DATA FOR THIS TASK:
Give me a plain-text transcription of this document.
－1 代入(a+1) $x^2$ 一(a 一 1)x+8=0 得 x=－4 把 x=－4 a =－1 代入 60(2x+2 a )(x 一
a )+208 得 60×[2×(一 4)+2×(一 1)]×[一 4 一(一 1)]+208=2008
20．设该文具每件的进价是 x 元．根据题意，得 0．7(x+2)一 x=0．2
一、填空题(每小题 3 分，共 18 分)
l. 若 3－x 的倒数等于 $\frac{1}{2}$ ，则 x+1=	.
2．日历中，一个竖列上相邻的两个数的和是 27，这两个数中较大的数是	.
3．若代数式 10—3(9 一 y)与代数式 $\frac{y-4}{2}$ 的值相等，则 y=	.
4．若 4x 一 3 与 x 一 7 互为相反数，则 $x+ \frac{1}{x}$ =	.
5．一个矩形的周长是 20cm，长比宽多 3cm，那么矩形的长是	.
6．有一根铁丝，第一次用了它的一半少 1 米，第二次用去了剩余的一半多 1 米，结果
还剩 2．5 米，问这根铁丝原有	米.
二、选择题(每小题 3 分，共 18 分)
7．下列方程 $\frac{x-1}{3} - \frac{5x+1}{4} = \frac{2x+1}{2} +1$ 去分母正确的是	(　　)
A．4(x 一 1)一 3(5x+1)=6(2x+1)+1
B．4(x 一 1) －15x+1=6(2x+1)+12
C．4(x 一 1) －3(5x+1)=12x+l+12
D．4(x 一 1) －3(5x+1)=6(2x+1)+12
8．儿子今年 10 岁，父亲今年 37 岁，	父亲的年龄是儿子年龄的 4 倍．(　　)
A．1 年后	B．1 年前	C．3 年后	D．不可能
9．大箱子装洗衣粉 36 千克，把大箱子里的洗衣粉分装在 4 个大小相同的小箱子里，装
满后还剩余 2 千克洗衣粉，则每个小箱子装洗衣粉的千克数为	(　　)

WHAT IS BEING ASKED: Extract all the material, leaving every line as it is.

EXERCISE ANSWER:
Give me a plain-text transcription of this document.
－1 代入(a+1) $x^2$ 一(a 一 1)x+8=0 得 x=－4 把 x=－4 a =－1 代入 60(2x+2 a )(x 一
a )+208 得 60×[2×(一 4)+2×(一 1)]×[一 4 一(一 1)]+208=2008
20．设该文具每件的进价是 x 元．根据题意，得 0．7(x+2)一 x=0．2
一、填空题(每小题 3 分，共 18 分)
l. 若 3－x 的倒数等于 $\frac{1}{2}$ ，则 x+1=	.
2．日历中，一个竖列上相邻的两个数的和是 27，这两个数中较大的数是	.
3．若代数式 10—3(9 一 y)与代数式 $\frac{y-4}{2}$ 的值相等，则 y=	.
4．若 4x 一 3 与 x 一 7 互为相反数，则 $x+ \frac{1}{x}$ =	.
5．一个矩形的周长是 20cm，长比宽多 3cm，那么矩形的长是	.
6．有一根铁丝，第一次用了它的一半少 1 米，第二次用去了剩余的一半多 1 米，结果
还剩 2．5 米，问这根铁丝原有	米.
二、选择题(每小题 3 分，共 18 分)
7．下列方程 $\frac{x-1}{3} - \frac{5x+1}{4} = \frac{2x+1}{2} +1$ 去分母正确的是	(　　)
A．4(x 一 1)一 3(5x+1)=6(2x+1)+1
B．4(x 一 1) －15x+1=6(2x+1)+12
C．4(x 一 1) －3(5x+1)=12x+l+12
D．4(x 一 1) －3(5x+1)=6(2x+1)+12
8．儿子今年 10 岁，父亲今年 37 岁，	父亲的年龄是儿子年龄的 4 倍．(　　)
A．1 年后	B．1 年前	C．3 年后	D．不可能
9．大箱子装洗衣粉 36 千克，把大箱子里的洗衣粉分装在 4 个大小相同的小箱子里，装
满后还剩余 2 千克洗衣粉，则每个小箱子装洗衣粉的千克数为	(　　)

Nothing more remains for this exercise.